Input rows:
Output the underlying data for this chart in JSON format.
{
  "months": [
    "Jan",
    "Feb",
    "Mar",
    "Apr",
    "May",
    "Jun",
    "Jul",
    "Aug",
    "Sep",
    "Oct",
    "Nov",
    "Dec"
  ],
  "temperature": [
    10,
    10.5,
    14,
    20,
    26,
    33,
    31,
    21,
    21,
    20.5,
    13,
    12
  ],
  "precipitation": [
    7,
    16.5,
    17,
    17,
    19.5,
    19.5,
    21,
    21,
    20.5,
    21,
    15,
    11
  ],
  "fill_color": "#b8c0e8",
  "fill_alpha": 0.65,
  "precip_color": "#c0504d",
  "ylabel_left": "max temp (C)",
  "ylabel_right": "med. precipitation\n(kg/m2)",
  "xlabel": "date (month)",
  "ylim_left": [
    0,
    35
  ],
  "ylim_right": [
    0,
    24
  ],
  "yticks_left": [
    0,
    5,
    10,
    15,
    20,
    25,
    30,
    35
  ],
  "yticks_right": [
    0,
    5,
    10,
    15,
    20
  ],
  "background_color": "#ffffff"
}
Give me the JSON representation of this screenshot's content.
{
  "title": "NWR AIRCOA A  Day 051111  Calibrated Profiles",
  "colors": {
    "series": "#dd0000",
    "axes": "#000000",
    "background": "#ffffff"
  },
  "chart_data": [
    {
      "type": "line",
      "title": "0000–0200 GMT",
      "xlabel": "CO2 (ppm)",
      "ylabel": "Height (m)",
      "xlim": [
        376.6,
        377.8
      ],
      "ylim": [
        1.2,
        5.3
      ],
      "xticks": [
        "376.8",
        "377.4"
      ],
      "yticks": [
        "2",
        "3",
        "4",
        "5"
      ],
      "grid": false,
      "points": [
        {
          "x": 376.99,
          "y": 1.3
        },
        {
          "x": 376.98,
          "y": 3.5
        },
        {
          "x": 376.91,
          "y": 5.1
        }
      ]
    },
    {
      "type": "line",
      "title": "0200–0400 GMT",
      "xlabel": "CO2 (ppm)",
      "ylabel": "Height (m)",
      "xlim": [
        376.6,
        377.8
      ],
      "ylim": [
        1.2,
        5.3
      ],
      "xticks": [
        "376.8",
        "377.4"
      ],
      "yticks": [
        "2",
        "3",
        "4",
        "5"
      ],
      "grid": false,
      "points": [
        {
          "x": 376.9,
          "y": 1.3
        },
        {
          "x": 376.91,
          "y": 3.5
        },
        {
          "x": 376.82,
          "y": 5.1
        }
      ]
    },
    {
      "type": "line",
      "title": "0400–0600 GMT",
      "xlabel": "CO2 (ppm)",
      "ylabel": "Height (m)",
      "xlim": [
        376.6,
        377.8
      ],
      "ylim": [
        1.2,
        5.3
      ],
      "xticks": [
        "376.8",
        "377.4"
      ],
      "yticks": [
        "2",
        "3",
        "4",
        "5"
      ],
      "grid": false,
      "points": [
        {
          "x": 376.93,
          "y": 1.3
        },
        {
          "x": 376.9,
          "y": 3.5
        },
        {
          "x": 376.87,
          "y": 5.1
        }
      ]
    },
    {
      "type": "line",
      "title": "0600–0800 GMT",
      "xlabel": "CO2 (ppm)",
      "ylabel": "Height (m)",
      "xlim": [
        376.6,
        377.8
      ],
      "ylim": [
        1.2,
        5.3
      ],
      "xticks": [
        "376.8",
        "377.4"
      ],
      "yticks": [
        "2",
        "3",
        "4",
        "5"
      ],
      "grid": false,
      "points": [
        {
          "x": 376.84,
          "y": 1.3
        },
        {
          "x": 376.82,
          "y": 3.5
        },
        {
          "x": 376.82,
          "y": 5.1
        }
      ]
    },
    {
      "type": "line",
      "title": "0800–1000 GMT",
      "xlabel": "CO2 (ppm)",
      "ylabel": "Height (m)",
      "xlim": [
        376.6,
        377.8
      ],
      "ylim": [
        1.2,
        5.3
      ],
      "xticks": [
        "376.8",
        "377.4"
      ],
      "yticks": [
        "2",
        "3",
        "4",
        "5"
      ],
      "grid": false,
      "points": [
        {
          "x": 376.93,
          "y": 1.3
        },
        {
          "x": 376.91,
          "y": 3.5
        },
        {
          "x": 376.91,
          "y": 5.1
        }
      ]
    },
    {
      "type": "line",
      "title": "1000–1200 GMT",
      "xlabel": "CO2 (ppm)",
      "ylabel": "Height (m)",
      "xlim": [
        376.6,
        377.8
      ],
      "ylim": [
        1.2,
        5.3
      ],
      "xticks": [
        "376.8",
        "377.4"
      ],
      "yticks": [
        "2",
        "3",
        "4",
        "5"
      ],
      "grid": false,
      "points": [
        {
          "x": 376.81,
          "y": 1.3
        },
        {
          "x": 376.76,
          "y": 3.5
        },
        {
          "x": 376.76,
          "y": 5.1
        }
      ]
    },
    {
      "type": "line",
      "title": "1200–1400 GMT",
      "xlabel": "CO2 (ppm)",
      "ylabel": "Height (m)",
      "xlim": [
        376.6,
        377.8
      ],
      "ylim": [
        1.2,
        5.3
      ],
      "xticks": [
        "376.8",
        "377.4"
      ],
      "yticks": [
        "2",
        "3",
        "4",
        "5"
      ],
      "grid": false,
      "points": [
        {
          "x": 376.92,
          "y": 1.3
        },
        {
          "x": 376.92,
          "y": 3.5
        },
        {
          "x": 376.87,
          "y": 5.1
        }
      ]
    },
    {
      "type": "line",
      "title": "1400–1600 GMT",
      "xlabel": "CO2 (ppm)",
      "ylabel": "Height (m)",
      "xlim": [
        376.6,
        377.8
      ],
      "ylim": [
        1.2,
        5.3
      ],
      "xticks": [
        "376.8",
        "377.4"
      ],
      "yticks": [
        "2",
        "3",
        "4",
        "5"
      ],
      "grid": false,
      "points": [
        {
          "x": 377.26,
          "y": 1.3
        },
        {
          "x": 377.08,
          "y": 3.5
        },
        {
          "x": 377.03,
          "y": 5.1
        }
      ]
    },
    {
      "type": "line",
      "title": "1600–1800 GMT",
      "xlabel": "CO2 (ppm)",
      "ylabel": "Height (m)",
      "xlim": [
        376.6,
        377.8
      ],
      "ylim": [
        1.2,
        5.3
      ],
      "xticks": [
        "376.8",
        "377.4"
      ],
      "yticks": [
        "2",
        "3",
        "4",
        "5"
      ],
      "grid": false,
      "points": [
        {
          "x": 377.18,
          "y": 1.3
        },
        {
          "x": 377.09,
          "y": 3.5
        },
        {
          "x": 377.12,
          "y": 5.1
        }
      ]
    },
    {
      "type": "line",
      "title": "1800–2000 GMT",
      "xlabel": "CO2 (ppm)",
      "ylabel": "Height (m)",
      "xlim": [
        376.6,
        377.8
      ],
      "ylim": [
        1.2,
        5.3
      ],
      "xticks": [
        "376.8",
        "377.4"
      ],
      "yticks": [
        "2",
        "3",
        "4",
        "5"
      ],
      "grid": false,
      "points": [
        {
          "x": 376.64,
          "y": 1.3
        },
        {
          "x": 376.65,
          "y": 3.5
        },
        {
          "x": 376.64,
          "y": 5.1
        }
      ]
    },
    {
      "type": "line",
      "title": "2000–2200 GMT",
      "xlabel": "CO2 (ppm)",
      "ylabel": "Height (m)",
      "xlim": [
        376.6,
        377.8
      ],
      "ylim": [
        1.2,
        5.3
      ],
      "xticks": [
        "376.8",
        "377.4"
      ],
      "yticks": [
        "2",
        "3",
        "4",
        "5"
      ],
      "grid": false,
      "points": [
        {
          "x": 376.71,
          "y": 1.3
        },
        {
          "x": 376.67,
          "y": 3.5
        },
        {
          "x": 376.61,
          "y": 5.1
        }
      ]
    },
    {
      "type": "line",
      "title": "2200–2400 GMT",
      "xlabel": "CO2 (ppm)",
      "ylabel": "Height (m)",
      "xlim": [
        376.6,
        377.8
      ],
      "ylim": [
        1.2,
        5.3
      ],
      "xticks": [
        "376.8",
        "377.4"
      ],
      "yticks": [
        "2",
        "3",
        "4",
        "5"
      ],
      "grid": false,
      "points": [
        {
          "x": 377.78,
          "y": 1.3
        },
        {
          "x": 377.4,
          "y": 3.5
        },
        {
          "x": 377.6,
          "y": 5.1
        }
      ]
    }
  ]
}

Exercise goal: Report back each line of the entries that holds the string "JSON".

Answer in full:
Output the underlying data for this chart in JSON format.
Give me the JSON representation of this screenshot's content.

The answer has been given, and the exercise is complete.